Selected passage
____________________

2022-05-04 Thread Matthias Welwarsky
Magnus, Attila, Bob,

thanks again for the inspirational posts, truly appreciated.

However. I'm looking for something reasonably simple just for the purpose of 
GPSDO simulation. Here, most of the finer details of noise are not very 
relevant. I don't really care for PSD, for example. What I'm looking for is a 
tool that can produce a phase vector that just resembles what a real 
oscillator is doing, looking from afar, with a little squinting. For example:

synth_osc(N, -1e-8, 2.5e-11, 2e-11, 0, 0);

This gives me a vector that, as far as Allan deviation is concerned, looks 
remarkably like an LPRO-101. With some other parameters I can produce a 
credible resemblance to a PRS10. Add a bit of temperature wiggle and it's 
enough to run it through the simulator and tune parameters. The finer details 
are anyway completely lost on a GPSDO. Reaction to transients, especially from 
GPS, are much more interesting, which is why the logical next step is to 
produce a GPS (or GNSS) phase vector that can be parametrized and spiked with 
some oddities to see how different control loop parameters influence the 
output. But for that I don't have an immediate need, the GPS data files on 
Leapsecond.com are enough for now.

Regards,
Matthias

On Dienstag, 3. Mai 2022 22:08:49 CEST Magnus Danielson via time-nuts wrote:
> Dear Matthias,
> 
> On 2022-05-03 10:57, Matthias Welwarsky wrote:
> > Dear all,
> > 
> > thanks for your kind comments, corrections and suggestions. Please forgive
> > if I don't reply to all of your comments individually. Summary response
> > follows:
> > 
> > Attila - yes, I realize temperature dependence is one key parameter. I
> > model this meanwhile as a frequency shift over time.
> > 
> > Bob - I agree in principle, real world data is a good reality check for
> > any
> > model, but there are only so few datasets available and most of the time
> > they don't contain associated environmental data. You get a mix of
> > effects without any chance to isolate them.
> 
> Environmental effects tends to be recognizeable by their periodic
> behavior, i.e. period of the day and the period of the heating/AC. Real
> oscillator data tends to be quite relevant as you can simulate what it
> would mean to lock that oscillator up. TvB made a simulator on those
> grounds. Good exercise.
> 
> > Magnus, Jim - thanks a lot. Your post encouraged me to look especially
> > into
> > flicker noise an how to generate it in the time domain. I now use randn()
> > and a low-pass filter. Also, I think I understood now how to create phase
> > vs frequency noise.
> 
> Happy to get you up to speed on that.
> 
> One particular name to check out articles for is Charles "Chuck"
> Greenhall, JPL.
> 
> For early work, also look att James "Jim" Barnes, NBS (later named NIST).
> 
> Both these fine gentlement is recommended reading almost anything they
> write on the topic actually.
> 
> > I've some Timelab screenshots attached, ADEV and frequency plot of a data
> > set I generated with the following matlab function, plus some temperature
> > response modeled outside of this function.

____________________

To do
1 – In the email about GPSDO simulation, translate this sentence into Spanish: "Add a bit of temperature wiggle and it's enough to run it through the simulator and tune parameters."
2 – Write the next part of the GPSDO simulation email thread, picking up after its final sentence.

Information shown

____________________

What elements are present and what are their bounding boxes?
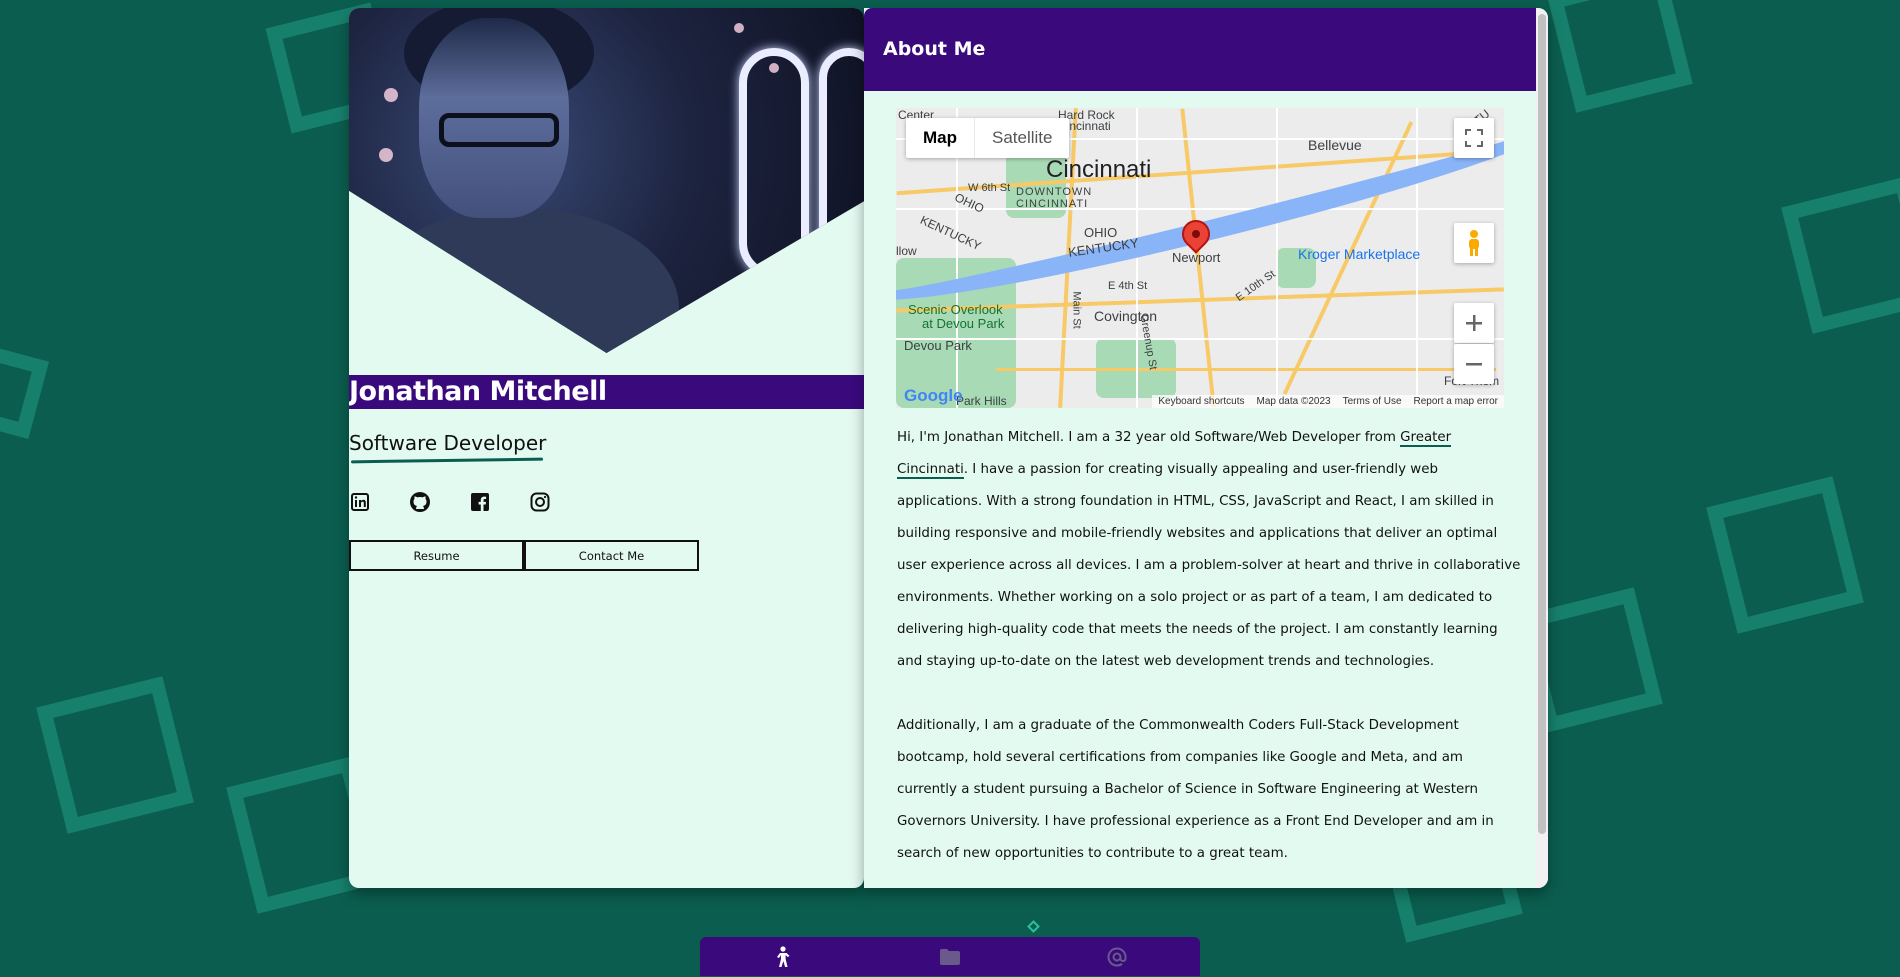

____________________

Exercise answers
1 – Añade un poco de oscilación de temperatura y basta para pasarlo por el simulador y ajustar los parámetros.

2 –
> > 
> > function [phase] = synth_osc(samples,da,wpn,wfn,fpn,ffn)
> > 
> > # low-pass butterworth filter for 1/f noise generator
> > [b,a] = butter(1, 0.1);
> 
> Notice that 1/f is power-spectrum density, straight filter will give you
> 1/f^2 in power-spectrum, just as an integration slope.
> 
> One approach to flicker filter is an IIR filter with the weighing of
> 1/sqrt(n+1) where n is tap index, and feed it normal noise. You need to
> "flush out" state before you use it so you have a long history to help
> shaping. For a 1024 sample series, I do 2048 samples and only use the
> last 1024. Efficient? No. Quick-and-dirty? Yes.
> 
> The pole/zero type of filters of Barnes let you synthesize an 1/f slope
> by balancing the properties. How dense and thus how small ripples you
> get, you decide. Greenhall made the point of recording the state, and
> provides BASIC code that calculate the state rather than run an infinite
> sequence to let the initial state converge to the 1/f state.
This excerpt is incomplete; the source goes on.